## Begin Record extracts
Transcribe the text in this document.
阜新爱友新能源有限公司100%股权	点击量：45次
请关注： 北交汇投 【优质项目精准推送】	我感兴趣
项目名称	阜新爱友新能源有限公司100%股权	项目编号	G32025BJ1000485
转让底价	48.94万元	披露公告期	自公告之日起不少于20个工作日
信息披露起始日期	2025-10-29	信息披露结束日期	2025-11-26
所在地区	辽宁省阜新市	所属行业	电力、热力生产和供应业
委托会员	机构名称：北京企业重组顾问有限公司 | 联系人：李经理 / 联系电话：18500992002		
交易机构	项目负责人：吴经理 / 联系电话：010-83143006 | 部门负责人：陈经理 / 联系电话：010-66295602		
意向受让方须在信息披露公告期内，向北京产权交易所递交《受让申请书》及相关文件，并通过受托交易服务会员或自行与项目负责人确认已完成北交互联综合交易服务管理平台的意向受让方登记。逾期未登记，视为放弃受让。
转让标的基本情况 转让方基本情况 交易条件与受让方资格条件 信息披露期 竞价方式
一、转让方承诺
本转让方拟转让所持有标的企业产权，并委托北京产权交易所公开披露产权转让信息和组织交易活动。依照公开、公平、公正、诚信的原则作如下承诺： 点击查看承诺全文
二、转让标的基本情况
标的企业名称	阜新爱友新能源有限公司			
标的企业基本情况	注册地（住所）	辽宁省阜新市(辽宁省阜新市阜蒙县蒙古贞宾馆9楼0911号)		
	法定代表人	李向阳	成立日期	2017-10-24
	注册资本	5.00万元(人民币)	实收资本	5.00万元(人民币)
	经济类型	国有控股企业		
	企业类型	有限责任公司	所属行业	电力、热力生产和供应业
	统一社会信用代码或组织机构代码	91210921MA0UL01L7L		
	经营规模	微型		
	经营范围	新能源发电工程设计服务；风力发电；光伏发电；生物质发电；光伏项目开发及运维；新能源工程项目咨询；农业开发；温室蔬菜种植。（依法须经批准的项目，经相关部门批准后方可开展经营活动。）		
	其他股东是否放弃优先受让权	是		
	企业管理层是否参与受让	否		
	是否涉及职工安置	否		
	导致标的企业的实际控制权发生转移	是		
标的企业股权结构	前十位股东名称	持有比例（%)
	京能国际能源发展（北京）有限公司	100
## End Record extracts
» **Set problem**
Copy every record exactly, with nothing added or dropped.

» **Exercise response**
Transcribe the text in this document.
阜新爱友新能源有限公司100%股权	点击量：45次
请关注： 北交汇投 【优质项目精准推送】	我感兴趣
项目名称	阜新爱友新能源有限公司100%股权	项目编号	G32025BJ1000485
转让底价	48.94万元	披露公告期	自公告之日起不少于20个工作日
信息披露起始日期	2025-10-29	信息披露结束日期	2025-11-26
所在地区	辽宁省阜新市	所属行业	电力、热力生产和供应业
委托会员	机构名称：北京企业重组顾问有限公司 | 联系人：李经理 / 联系电话：18500992002		
交易机构	项目负责人：吴经理 / 联系电话：010-83143006 | 部门负责人：陈经理 / 联系电话：010-66295602		
意向受让方须在信息披露公告期内，向北京产权交易所递交《受让申请书》及相关文件，并通过受托交易服务会员或自行与项目负责人确认已完成北交互联综合交易服务管理平台的意向受让方登记。逾期未登记，视为放弃受让。
转让标的基本情况 转让方基本情况 交易条件与受让方资格条件 信息披露期 竞价方式
一、转让方承诺
本转让方拟转让所持有标的企业产权，并委托北京产权交易所公开披露产权转让信息和组织交易活动。依照公开、公平、公正、诚信的原则作如下承诺： 点击查看承诺全文
二、转让标的基本情况
标的企业名称	阜新爱友新能源有限公司			
标的企业基本情况	注册地（住所）	辽宁省阜新市(辽宁省阜新市阜蒙县蒙古贞宾馆9楼0911号)		
	法定代表人	李向阳	成立日期	2017-10-24
	注册资本	5.00万元(人民币)	实收资本	5.00万元(人民币)
	经济类型	国有控股企业		
	企业类型	有限责任公司	所属行业	电力、热力生产和供应业
	统一社会信用代码或组织机构代码	91210921MA0UL01L7L		
	经营规模	微型		
	经营范围	新能源发电工程设计服务；风力发电；光伏发电；生物质发电；光伏项目开发及运维；新能源工程项目咨询；农业开发；温室蔬菜种植。（依法须经批准的项目，经相关部门批准后方可开展经营活动。）		
	其他股东是否放弃优先受让权	是		
	企业管理层是否参与受让	否		
	是否涉及职工安置	否		
	导致标的企业的实际控制权发生转移	是		
标的企业股权结构	前十位股东名称	持有比例（%)
	京能国际能源发展（北京）有限公司	100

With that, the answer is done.